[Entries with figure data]
_ _ _
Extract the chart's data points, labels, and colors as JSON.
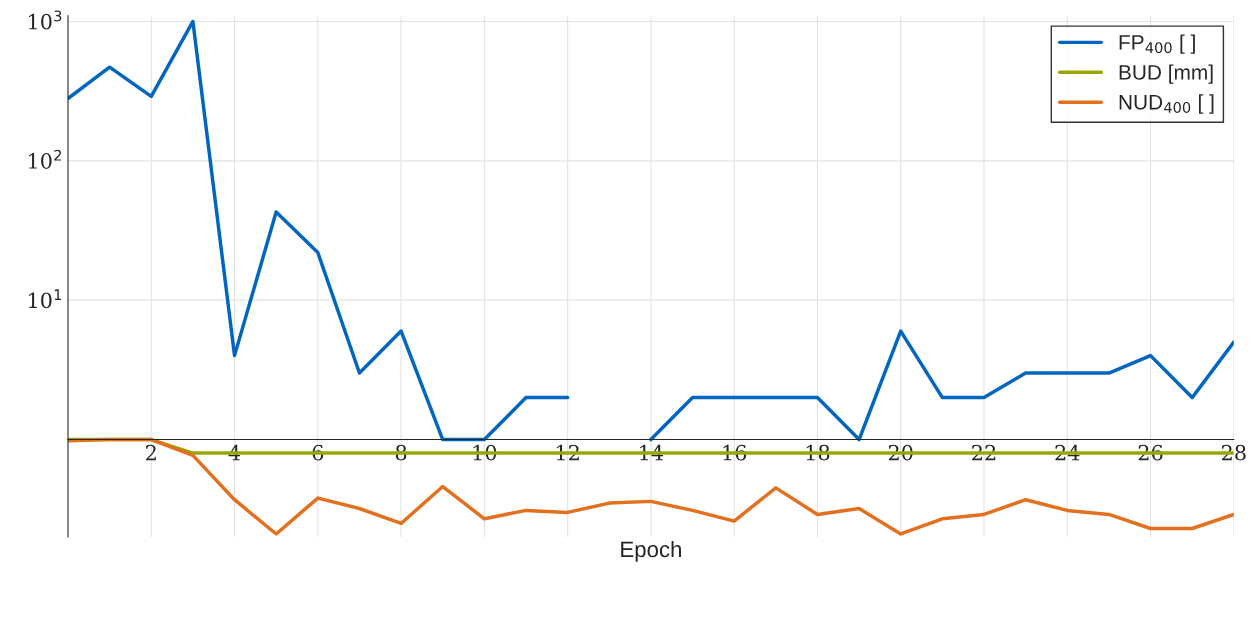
{
  "chart_data": {
    "type": "line",
    "xlabel": "Epoch",
    "log": "y",
    "grid": true,
    "legend": "top right",
    "marker": "none",
    "line_style": "solid",
    "x": [
      0,
      1,
      2,
      3,
      4,
      5,
      6,
      7,
      8,
      9,
      10,
      11,
      12,
      13,
      14,
      15,
      16,
      17,
      18,
      19,
      20,
      21,
      22,
      23,
      24,
      25,
      26,
      27,
      28
    ],
    "xlim": [
      0,
      28
    ],
    "xticks": [
      2,
      4,
      6,
      8,
      10,
      12,
      14,
      16,
      18,
      20,
      22,
      24,
      26,
      28
    ],
    "ylim": [
      0.2,
      1100
    ],
    "yticks": [
      {
        "value": 10,
        "label": "10$^{1}$"
      },
      {
        "value": 100,
        "label": "10$^{2}$"
      },
      {
        "value": 1000,
        "label": "10$^{3}$"
      }
    ],
    "series": [
      {
        "name": "FP$_{400}$ [ ]",
        "color": "#0066bf",
        "values": [
          280,
          470,
          290,
          1000,
          4,
          43,
          22,
          3,
          6,
          1,
          1,
          2,
          2,
          null,
          1,
          2,
          2,
          2,
          2,
          1,
          6,
          2,
          2,
          3,
          3,
          3,
          4,
          2,
          5
        ]
      },
      {
        "name": "BUD [mm]",
        "color": "#99a800",
        "values": [
          1,
          1,
          1,
          0.8,
          0.8,
          0.8,
          0.8,
          0.8,
          0.8,
          0.8,
          0.8,
          0.8,
          0.8,
          0.8,
          0.8,
          0.8,
          0.8,
          0.8,
          0.8,
          0.8,
          0.8,
          0.8,
          0.8,
          0.8,
          0.8,
          0.8,
          0.8,
          0.8,
          0.8
        ]
      },
      {
        "name": "NUD$_{400}$ [ ]",
        "color": "#e3701f",
        "values": [
          0.98,
          1,
          1,
          0.77,
          0.37,
          0.21,
          0.38,
          0.32,
          0.25,
          0.46,
          0.27,
          0.31,
          0.3,
          0.35,
          0.36,
          0.31,
          0.26,
          0.45,
          0.29,
          0.32,
          0.21,
          0.27,
          0.29,
          0.37,
          0.31,
          0.29,
          0.23,
          0.23,
          0.29
        ]
      }
    ]
  }
}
_ _ _
REQUIREMENT: Every line of the material is to be quoted exactly, with no pictures carried over.

ANSWER TO THE TASK:
Extract the chart's data points, labels, and colors as JSON.
{
  "chart_data": {
    "type": "line",
    "xlabel": "Epoch",
    "log": "y",
    "grid": true,
    "legend": "top right",
    "marker": "none",
    "line_style": "solid",
    "x": [
      0,
      1,
      2,
      3,
      4,
      5,
      6,
      7,
      8,
      9,
      10,
      11,
      12,
      13,
      14,
      15,
      16,
      17,
      18,
      19,
      20,
      21,
      22,
      23,
      24,
      25,
      26,
      27,
      28
    ],
    "xlim": [
      0,
      28
    ],
    "xticks": [
      2,
      4,
      6,
      8,
      10,
      12,
      14,
      16,
      18,
      20,
      22,
      24,
      26,
      28
    ],
    "ylim": [
      0.2,
      1100
    ],
    "yticks": [
      {
        "value": 10,
        "label": "10$^{1}$"
      },
      {
        "value": 100,
        "label": "10$^{2}$"
      },
      {
        "value": 1000,
        "label": "10$^{3}$"
      }
    ],
    "series": [
      {
        "name": "FP$_{400}$ [ ]",
        "color": "#0066bf",
        "values": [
          280,
          470,
          290,
          1000,
          4,
          43,
          22,
          3,
          6,
          1,
          1,
          2,
          2,
          null,
          1,
          2,
          2,
          2,
          2,
          1,
          6,
          2,
          2,
          3,
          3,
          3,
          4,
          2,
          5
        ]
      },
      {
        "name": "BUD [mm]",
        "color": "#99a800",
        "values": [
          1,
          1,
          1,
          0.8,
          0.8,
          0.8,
          0.8,
          0.8,
          0.8,
          0.8,
          0.8,
          0.8,
          0.8,
          0.8,
          0.8,
          0.8,
          0.8,
          0.8,
          0.8,
          0.8,
          0.8,
          0.8,
          0.8,
          0.8,
          0.8,
          0.8,
          0.8,
          0.8,
          0.8
        ]
      },
      {
        "name": "NUD$_{400}$ [ ]",
        "color": "#e3701f",
        "values": [
          0.98,
          1,
          1,
          0.77,
          0.37,
          0.21,
          0.38,
          0.32,
          0.25,
          0.46,
          0.27,
          0.31,
          0.3,
          0.35,
          0.36,
          0.31,
          0.26,
          0.45,
          0.29,
          0.32,
          0.21,
          0.27,
          0.29,
          0.37,
          0.31,
          0.29,
          0.23,
          0.23,
          0.29
        ]
      }
    ]
  }
}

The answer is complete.